start Material provided

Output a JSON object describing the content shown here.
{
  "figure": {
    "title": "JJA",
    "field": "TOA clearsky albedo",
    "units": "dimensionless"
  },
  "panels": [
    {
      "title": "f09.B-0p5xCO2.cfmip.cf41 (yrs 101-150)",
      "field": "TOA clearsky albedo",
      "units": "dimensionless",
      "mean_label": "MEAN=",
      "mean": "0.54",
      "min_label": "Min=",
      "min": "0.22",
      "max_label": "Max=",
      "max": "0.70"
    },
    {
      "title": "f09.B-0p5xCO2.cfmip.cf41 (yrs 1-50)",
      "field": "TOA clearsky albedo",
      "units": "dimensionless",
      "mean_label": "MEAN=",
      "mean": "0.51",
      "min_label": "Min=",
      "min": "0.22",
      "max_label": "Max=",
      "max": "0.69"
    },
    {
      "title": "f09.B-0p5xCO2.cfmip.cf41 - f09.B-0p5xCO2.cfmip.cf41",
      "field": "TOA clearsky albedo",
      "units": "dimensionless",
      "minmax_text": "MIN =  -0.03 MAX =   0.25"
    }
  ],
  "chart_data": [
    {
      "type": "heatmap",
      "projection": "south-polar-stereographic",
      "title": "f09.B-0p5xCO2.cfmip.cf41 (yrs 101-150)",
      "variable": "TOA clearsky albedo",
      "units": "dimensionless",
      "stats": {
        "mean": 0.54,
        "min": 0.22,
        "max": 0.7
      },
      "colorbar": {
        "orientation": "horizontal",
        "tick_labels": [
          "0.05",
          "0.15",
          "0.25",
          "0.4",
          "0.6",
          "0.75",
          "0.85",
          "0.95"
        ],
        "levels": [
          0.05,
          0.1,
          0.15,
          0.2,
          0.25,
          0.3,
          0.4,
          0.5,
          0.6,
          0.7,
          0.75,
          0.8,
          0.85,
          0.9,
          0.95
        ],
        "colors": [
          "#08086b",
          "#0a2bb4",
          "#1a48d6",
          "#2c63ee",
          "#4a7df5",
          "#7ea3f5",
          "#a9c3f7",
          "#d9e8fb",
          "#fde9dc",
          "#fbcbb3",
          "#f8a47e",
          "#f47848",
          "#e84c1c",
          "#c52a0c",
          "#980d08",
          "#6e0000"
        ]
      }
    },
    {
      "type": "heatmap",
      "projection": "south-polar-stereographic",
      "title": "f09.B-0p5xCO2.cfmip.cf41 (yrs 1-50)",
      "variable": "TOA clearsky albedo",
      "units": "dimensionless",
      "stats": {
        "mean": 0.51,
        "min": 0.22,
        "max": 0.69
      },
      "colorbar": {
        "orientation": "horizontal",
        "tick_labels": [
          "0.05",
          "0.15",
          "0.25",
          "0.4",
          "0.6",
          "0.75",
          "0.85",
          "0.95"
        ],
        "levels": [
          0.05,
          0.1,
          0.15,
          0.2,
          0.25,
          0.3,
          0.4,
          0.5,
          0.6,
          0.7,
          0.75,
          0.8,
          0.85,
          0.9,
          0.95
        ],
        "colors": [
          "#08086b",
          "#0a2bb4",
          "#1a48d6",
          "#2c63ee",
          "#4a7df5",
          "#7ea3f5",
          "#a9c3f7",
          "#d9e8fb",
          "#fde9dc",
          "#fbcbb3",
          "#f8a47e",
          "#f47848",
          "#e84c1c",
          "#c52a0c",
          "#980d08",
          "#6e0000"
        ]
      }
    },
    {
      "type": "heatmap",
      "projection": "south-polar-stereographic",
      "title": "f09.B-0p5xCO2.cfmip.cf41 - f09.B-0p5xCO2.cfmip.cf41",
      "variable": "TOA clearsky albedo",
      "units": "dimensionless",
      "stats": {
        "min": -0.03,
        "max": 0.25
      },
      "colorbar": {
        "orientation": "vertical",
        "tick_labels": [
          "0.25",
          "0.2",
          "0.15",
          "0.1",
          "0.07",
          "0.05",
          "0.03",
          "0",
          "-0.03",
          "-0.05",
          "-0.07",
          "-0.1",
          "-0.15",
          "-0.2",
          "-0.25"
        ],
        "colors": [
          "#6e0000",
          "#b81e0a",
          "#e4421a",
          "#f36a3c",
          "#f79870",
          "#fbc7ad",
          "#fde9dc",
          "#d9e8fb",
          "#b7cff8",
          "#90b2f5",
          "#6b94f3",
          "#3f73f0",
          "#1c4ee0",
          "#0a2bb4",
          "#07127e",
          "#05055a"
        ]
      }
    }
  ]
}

end Material provided

Without leaving anything out, give the entries again exactly.

Output a JSON object describing the content shown here.
{
  "figure": {
    "title": "JJA",
    "field": "TOA clearsky albedo",
    "units": "dimensionless"
  },
  "panels": [
    {
      "title": "f09.B-0p5xCO2.cfmip.cf41 (yrs 101-150)",
      "field": "TOA clearsky albedo",
      "units": "dimensionless",
      "mean_label": "MEAN=",
      "mean": "0.54",
      "min_label": "Min=",
      "min": "0.22",
      "max_label": "Max=",
      "max": "0.70"
    },
    {
      "title": "f09.B-0p5xCO2.cfmip.cf41 (yrs 1-50)",
      "field": "TOA clearsky albedo",
      "units": "dimensionless",
      "mean_label": "MEAN=",
      "mean": "0.51",
      "min_label": "Min=",
      "min": "0.22",
      "max_label": "Max=",
      "max": "0.69"
    },
    {
      "title": "f09.B-0p5xCO2.cfmip.cf41 - f09.B-0p5xCO2.cfmip.cf41",
      "field": "TOA clearsky albedo",
      "units": "dimensionless",
      "minmax_text": "MIN =  -0.03 MAX =   0.25"
    }
  ],
  "chart_data": [
    {
      "type": "heatmap",
      "projection": "south-polar-stereographic",
      "title": "f09.B-0p5xCO2.cfmip.cf41 (yrs 101-150)",
      "variable": "TOA clearsky albedo",
      "units": "dimensionless",
      "stats": {
        "mean": 0.54,
        "min": 0.22,
        "max": 0.7
      },
      "colorbar": {
        "orientation": "horizontal",
        "tick_labels": [
          "0.05",
          "0.15",
          "0.25",
          "0.4",
          "0.6",
          "0.75",
          "0.85",
          "0.95"
        ],
        "levels": [
          0.05,
          0.1,
          0.15,
          0.2,
          0.25,
          0.3,
          0.4,
          0.5,
          0.6,
          0.7,
          0.75,
          0.8,
          0.85,
          0.9,
          0.95
        ],
        "colors": [
          "#08086b",
          "#0a2bb4",
          "#1a48d6",
          "#2c63ee",
          "#4a7df5",
          "#7ea3f5",
          "#a9c3f7",
          "#d9e8fb",
          "#fde9dc",
          "#fbcbb3",
          "#f8a47e",
          "#f47848",
          "#e84c1c",
          "#c52a0c",
          "#980d08",
          "#6e0000"
        ]
      }
    },
    {
      "type": "heatmap",
      "projection": "south-polar-stereographic",
      "title": "f09.B-0p5xCO2.cfmip.cf41 (yrs 1-50)",
      "variable": "TOA clearsky albedo",
      "units": "dimensionless",
      "stats": {
        "mean": 0.51,
        "min": 0.22,
        "max": 0.69
      },
      "colorbar": {
        "orientation": "horizontal",
        "tick_labels": [
          "0.05",
          "0.15",
          "0.25",
          "0.4",
          "0.6",
          "0.75",
          "0.85",
          "0.95"
        ],
        "levels": [
          0.05,
          0.1,
          0.15,
          0.2,
          0.25,
          0.3,
          0.4,
          0.5,
          0.6,
          0.7,
          0.75,
          0.8,
          0.85,
          0.9,
          0.95
        ],
        "colors": [
          "#08086b",
          "#0a2bb4",
          "#1a48d6",
          "#2c63ee",
          "#4a7df5",
          "#7ea3f5",
          "#a9c3f7",
          "#d9e8fb",
          "#fde9dc",
          "#fbcbb3",
          "#f8a47e",
          "#f47848",
          "#e84c1c",
          "#c52a0c",
          "#980d08",
          "#6e0000"
        ]
      }
    },
    {
      "type": "heatmap",
      "projection": "south-polar-stereographic",
      "title": "f09.B-0p5xCO2.cfmip.cf41 - f09.B-0p5xCO2.cfmip.cf41",
      "variable": "TOA clearsky albedo",
      "units": "dimensionless",
      "stats": {
        "min": -0.03,
        "max": 0.25
      },
      "colorbar": {
        "orientation": "vertical",
        "tick_labels": [
          "0.25",
          "0.2",
          "0.15",
          "0.1",
          "0.07",
          "0.05",
          "0.03",
          "0",
          "-0.03",
          "-0.05",
          "-0.07",
          "-0.1",
          "-0.15",
          "-0.2",
          "-0.25"
        ],
        "colors": [
          "#6e0000",
          "#b81e0a",
          "#e4421a",
          "#f36a3c",
          "#f79870",
          "#fbc7ad",
          "#fde9dc",
          "#d9e8fb",
          "#b7cff8",
          "#90b2f5",
          "#6b94f3",
          "#3f73f0",
          "#1c4ee0",
          "#0a2bb4",
          "#07127e",
          "#05055a"
        ]
      }
    }
  ]
}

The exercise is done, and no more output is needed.